• [PROBLEM STATEMENT] Look for "differensial" in each line of the entries, and return the matching lines.

Data entries
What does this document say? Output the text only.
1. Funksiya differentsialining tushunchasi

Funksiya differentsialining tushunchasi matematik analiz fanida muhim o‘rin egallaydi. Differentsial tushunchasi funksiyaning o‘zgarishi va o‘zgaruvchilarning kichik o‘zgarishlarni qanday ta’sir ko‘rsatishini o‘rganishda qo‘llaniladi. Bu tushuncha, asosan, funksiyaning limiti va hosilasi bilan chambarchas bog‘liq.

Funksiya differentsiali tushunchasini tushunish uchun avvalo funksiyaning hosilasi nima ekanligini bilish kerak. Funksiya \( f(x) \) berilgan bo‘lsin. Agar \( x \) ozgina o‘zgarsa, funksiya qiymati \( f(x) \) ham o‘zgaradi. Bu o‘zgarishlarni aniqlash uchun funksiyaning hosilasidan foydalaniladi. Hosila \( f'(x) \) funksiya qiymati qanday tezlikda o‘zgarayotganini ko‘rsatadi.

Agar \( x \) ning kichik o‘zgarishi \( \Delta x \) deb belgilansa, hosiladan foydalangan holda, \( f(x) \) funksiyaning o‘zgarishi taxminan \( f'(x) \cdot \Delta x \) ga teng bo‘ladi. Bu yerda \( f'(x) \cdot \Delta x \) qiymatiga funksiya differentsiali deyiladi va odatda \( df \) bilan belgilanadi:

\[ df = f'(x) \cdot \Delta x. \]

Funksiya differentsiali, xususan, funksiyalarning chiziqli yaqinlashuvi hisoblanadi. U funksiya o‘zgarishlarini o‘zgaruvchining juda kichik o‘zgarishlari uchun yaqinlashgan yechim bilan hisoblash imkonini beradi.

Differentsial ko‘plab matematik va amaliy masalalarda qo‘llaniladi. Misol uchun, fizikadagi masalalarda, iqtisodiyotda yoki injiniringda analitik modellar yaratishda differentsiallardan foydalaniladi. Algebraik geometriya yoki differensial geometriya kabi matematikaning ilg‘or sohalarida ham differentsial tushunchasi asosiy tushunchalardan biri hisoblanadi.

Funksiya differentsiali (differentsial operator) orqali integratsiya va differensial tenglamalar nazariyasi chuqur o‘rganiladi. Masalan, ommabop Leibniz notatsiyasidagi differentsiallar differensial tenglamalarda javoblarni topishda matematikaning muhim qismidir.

--

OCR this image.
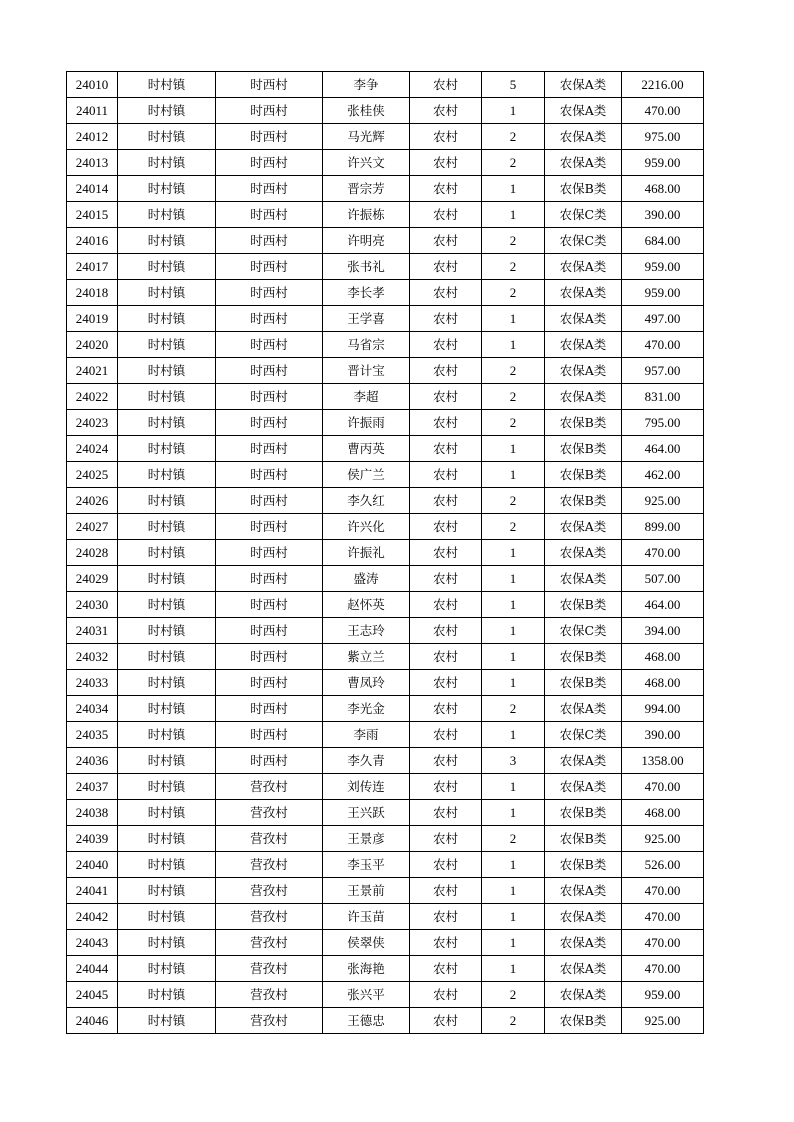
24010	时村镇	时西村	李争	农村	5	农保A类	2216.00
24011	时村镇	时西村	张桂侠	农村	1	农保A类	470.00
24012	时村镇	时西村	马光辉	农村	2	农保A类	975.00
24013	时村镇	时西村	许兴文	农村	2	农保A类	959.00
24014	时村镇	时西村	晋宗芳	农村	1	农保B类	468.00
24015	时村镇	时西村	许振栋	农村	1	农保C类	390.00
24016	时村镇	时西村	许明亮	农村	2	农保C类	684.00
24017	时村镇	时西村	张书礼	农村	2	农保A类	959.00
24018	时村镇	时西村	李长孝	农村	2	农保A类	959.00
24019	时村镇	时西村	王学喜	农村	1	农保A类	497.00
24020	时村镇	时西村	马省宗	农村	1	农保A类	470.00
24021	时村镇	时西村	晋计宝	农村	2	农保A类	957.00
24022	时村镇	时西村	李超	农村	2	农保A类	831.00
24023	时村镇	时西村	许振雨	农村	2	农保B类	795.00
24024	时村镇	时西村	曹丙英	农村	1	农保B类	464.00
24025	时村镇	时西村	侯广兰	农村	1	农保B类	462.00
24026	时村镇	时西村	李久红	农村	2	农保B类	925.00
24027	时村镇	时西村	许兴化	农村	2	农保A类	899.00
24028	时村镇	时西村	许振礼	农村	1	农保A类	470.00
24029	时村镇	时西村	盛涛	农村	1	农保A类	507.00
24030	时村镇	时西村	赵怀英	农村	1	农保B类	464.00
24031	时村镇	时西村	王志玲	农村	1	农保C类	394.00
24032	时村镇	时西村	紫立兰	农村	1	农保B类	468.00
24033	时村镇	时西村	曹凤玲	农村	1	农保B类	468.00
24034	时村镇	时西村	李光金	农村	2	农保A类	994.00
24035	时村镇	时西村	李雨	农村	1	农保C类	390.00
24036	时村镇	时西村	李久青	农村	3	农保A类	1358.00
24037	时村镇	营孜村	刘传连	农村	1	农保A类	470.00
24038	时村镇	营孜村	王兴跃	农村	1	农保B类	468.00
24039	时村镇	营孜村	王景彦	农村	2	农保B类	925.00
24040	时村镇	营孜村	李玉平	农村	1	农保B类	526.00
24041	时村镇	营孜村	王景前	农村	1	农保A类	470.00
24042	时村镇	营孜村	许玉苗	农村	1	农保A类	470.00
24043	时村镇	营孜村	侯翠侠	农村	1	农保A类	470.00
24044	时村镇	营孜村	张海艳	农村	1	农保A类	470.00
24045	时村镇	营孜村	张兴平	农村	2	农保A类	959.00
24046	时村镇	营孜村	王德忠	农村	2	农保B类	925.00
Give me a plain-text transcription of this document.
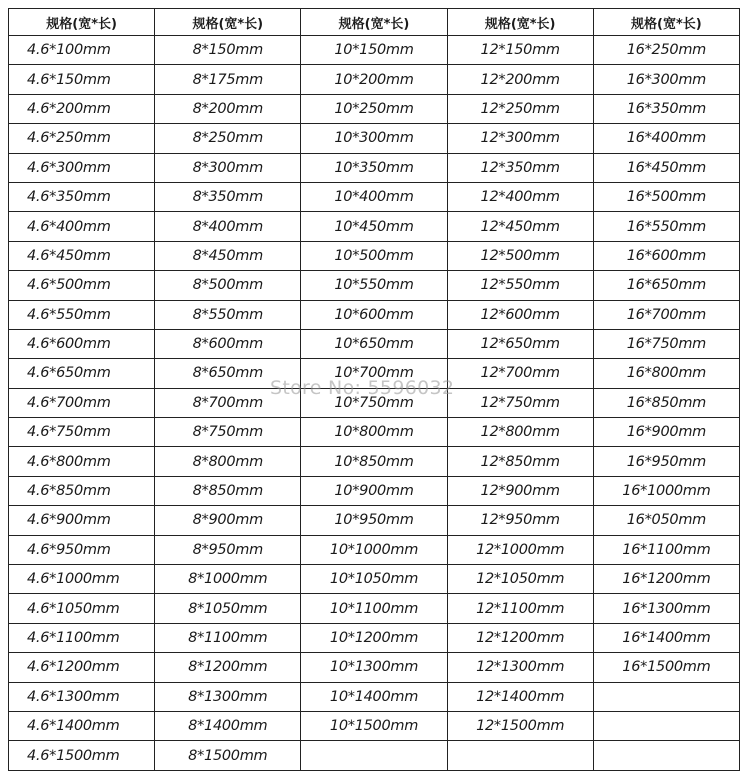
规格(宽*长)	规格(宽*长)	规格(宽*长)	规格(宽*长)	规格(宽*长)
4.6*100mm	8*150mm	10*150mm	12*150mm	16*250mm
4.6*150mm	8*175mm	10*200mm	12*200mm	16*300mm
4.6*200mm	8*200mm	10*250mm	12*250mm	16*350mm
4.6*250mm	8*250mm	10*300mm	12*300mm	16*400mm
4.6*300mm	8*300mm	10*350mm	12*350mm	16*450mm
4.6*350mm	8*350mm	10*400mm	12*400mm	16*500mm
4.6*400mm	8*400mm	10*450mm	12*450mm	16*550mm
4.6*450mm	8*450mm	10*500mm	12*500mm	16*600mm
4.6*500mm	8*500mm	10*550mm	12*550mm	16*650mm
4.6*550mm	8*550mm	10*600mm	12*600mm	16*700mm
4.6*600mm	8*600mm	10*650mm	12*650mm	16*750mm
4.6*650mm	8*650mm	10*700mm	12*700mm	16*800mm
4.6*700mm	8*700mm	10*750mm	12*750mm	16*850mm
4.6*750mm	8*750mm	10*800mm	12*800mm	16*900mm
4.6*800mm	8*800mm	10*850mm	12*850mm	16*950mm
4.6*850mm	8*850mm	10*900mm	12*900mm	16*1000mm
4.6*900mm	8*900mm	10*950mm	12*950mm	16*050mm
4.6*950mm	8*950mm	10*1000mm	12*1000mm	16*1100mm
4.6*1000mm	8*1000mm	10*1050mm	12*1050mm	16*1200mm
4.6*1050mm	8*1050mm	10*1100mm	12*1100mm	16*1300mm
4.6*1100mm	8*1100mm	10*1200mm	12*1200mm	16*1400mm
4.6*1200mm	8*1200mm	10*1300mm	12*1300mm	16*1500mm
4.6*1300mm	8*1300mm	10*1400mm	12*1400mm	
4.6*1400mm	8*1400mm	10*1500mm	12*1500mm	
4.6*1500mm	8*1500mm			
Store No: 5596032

==

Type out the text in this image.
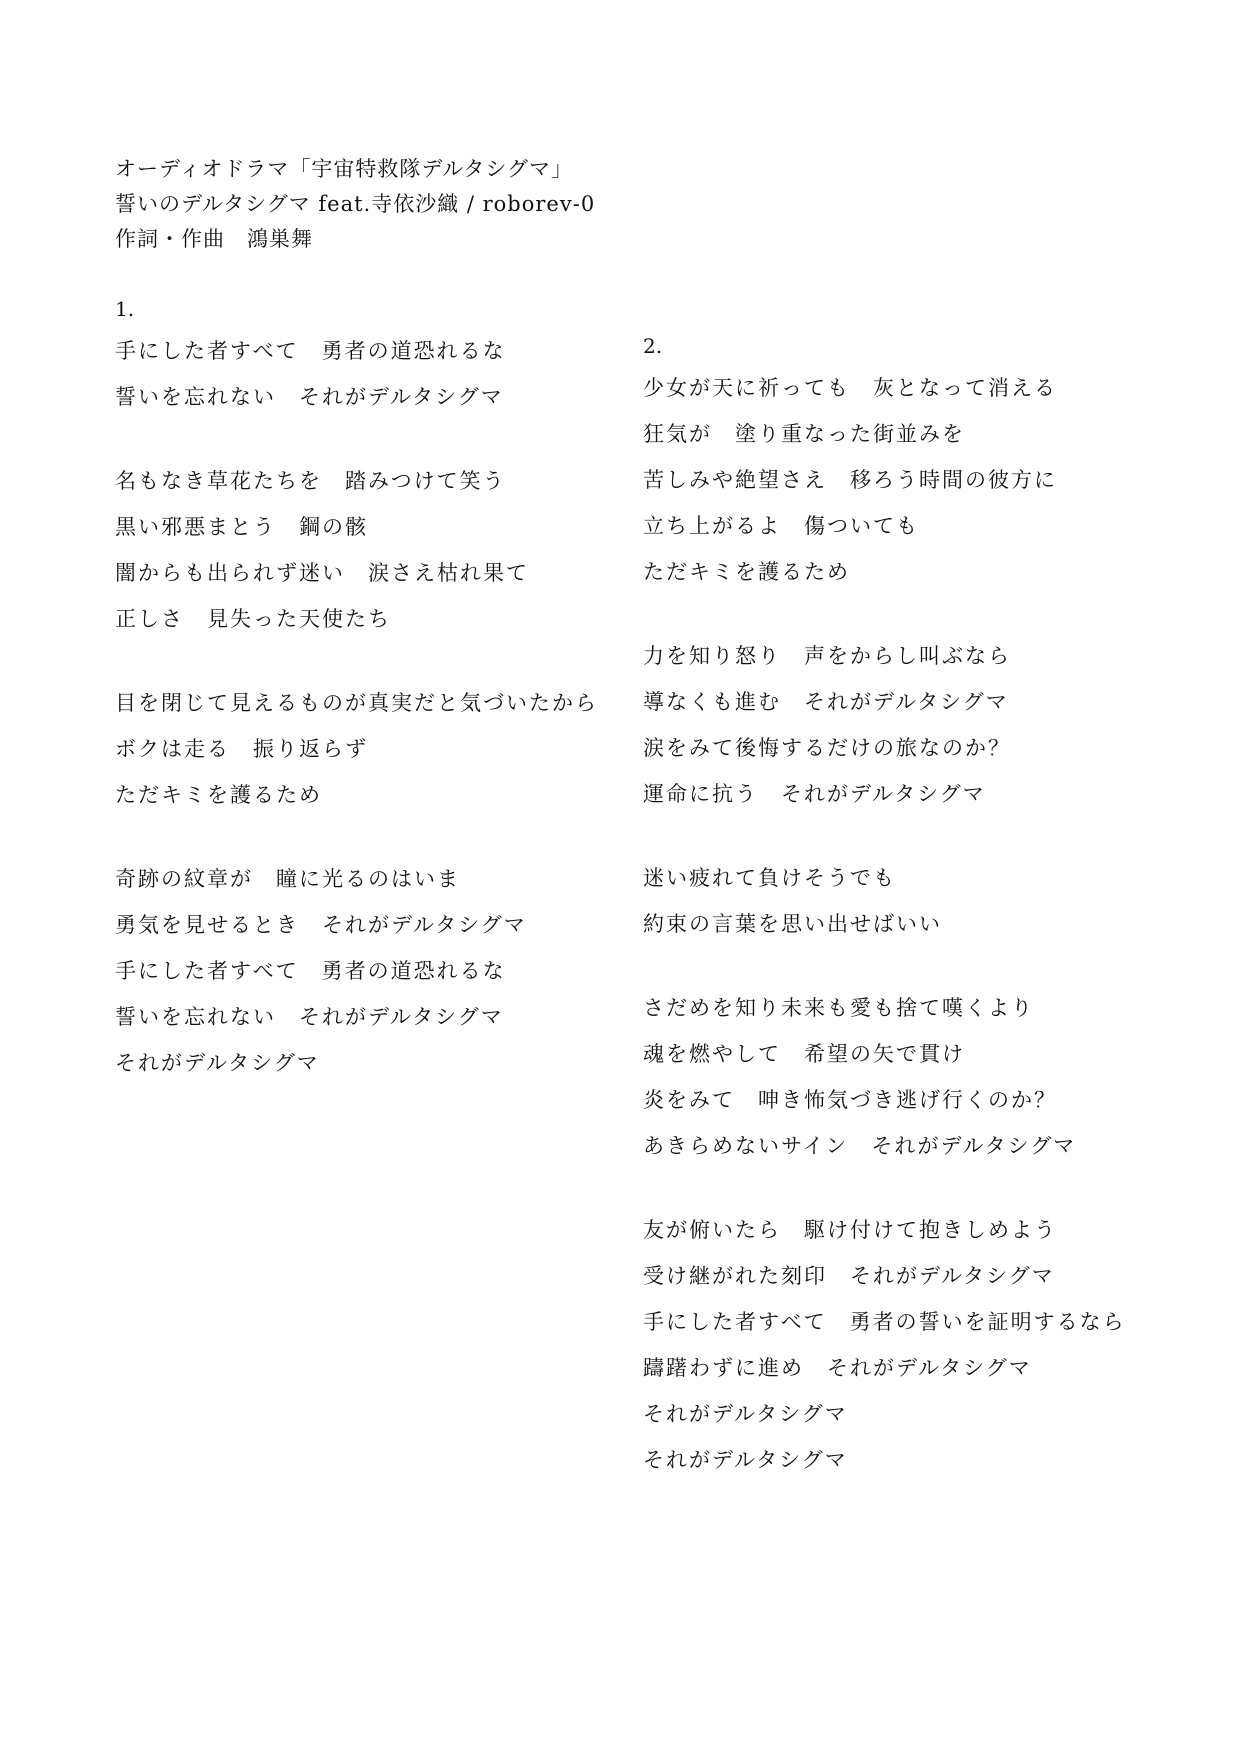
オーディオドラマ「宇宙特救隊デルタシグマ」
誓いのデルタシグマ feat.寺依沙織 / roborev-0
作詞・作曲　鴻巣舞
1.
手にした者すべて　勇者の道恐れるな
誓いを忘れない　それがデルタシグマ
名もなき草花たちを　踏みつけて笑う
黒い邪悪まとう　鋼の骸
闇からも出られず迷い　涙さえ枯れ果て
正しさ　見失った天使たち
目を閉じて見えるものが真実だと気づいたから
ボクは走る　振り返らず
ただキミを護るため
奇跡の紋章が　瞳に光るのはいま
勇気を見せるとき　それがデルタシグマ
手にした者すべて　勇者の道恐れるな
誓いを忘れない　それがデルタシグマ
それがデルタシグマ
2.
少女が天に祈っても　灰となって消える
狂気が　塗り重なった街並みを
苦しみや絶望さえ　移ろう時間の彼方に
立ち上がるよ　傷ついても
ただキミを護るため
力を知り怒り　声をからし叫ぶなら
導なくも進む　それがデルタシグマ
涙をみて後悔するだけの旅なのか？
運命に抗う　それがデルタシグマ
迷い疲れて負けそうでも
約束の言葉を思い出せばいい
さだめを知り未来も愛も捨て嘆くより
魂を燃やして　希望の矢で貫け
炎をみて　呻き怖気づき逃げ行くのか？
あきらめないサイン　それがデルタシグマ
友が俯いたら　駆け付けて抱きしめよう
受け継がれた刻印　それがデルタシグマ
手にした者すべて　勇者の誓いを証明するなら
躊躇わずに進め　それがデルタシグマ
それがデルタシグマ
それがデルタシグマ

• [ANSWER]
Differentsial ko‘plab matematik va amaliy masalalarda qo‘llaniladi. Misol uchun, fizikadagi masalalarda, iqtisodiyotda yoki injiniringda analitik modellar yaratishda differentsiallardan foydalaniladi. Algebraik geometriya yoki differensial geometriya kabi matematikaning ilg‘or sohalarida ham differentsial tushunchasi asosiy tushunchalardan biri hisoblanadi.
Funksiya differentsiali (differentsial operator) orqali integratsiya va differensial tenglamalar nazariyasi chuqur o‘rganiladi. Masalan, ommabop Leibniz notatsiyasidagi differentsiallar differensial tenglamalarda javoblarni topishda matematikaning muhim qismidir.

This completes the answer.